====== Excerpted records

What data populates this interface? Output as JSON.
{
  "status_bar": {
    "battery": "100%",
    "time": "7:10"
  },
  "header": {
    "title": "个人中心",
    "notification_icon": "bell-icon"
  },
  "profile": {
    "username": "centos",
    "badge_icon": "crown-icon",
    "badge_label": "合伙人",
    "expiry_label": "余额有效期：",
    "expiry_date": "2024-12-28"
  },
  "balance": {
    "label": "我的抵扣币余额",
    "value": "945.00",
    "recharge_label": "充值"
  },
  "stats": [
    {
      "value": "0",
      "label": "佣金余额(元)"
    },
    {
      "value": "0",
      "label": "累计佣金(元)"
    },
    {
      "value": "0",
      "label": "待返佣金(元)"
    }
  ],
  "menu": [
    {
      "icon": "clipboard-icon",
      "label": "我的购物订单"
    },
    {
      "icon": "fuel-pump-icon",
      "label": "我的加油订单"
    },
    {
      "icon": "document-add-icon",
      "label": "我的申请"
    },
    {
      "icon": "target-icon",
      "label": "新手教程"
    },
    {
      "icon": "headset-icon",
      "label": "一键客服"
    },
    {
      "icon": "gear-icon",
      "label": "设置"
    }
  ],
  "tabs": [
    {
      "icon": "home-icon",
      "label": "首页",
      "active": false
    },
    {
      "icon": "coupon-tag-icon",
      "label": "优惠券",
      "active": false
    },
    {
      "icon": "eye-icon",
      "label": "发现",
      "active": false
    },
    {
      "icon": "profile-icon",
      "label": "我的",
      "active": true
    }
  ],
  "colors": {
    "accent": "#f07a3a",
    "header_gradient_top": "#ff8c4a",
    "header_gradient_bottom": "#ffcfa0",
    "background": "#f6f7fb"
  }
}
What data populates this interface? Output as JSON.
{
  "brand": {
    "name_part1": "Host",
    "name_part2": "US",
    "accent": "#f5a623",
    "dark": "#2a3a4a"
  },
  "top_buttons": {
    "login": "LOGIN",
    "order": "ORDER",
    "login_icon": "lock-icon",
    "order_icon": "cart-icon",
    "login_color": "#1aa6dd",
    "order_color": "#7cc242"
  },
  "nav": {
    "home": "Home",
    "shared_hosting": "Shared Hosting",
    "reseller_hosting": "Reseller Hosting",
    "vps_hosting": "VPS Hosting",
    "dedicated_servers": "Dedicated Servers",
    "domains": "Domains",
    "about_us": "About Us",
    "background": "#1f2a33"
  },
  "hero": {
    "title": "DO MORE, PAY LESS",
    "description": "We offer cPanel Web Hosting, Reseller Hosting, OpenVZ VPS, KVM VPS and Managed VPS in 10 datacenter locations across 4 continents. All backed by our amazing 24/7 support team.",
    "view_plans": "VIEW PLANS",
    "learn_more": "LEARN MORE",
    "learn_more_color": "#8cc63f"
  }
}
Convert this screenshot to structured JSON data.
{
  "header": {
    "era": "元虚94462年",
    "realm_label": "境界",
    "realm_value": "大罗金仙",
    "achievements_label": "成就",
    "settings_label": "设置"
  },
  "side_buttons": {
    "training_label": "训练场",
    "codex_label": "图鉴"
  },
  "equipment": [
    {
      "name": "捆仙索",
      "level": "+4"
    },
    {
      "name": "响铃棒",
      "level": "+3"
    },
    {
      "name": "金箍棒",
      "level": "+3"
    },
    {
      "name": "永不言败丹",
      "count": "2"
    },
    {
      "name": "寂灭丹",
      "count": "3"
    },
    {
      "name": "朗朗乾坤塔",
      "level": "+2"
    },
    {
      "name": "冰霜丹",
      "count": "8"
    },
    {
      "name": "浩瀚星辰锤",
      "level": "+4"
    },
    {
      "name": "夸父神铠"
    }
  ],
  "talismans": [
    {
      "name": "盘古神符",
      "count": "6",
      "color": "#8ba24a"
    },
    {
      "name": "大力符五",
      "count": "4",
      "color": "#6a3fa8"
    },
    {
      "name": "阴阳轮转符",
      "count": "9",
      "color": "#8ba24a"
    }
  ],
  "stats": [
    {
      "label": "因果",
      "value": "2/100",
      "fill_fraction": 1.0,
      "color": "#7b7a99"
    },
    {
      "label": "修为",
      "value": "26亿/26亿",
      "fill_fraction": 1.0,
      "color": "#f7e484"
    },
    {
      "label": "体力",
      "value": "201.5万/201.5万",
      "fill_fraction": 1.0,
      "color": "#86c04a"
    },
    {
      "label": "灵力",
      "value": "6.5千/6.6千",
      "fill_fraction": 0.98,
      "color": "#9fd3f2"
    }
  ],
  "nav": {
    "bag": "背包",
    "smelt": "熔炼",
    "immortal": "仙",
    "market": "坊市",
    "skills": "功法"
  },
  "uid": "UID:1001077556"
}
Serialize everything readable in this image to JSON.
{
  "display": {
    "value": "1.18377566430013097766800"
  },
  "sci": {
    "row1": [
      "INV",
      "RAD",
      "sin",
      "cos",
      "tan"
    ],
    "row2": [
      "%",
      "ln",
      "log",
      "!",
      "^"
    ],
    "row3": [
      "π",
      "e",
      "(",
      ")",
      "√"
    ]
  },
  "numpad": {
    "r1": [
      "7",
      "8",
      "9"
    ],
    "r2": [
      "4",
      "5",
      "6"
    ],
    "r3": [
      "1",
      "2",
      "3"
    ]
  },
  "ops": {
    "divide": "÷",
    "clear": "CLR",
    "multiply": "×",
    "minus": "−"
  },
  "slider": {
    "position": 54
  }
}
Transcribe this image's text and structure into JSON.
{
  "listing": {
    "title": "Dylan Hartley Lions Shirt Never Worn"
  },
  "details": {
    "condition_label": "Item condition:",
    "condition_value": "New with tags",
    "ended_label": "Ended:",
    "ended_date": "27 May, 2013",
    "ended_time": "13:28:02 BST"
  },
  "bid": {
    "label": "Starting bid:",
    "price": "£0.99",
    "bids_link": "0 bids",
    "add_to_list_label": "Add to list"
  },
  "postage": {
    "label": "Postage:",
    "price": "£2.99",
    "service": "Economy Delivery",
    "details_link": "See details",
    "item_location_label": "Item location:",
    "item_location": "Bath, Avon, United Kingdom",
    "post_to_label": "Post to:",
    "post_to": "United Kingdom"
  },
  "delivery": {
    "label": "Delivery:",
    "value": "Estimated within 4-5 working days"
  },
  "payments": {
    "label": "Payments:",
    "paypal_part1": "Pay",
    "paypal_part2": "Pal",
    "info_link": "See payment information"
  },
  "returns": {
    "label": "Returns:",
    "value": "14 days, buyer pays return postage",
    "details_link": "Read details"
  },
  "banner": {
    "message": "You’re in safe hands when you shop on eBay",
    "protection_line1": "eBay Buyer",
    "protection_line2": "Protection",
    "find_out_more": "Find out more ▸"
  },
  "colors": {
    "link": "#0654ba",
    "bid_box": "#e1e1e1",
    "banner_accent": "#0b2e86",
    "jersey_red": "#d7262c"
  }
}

============

■ **Stated problem**: Search the data for the string "details". List each line that has it.

■ **Written reply**:
  "details": {
    "details_link": "See details",
    "details_link": "Read details"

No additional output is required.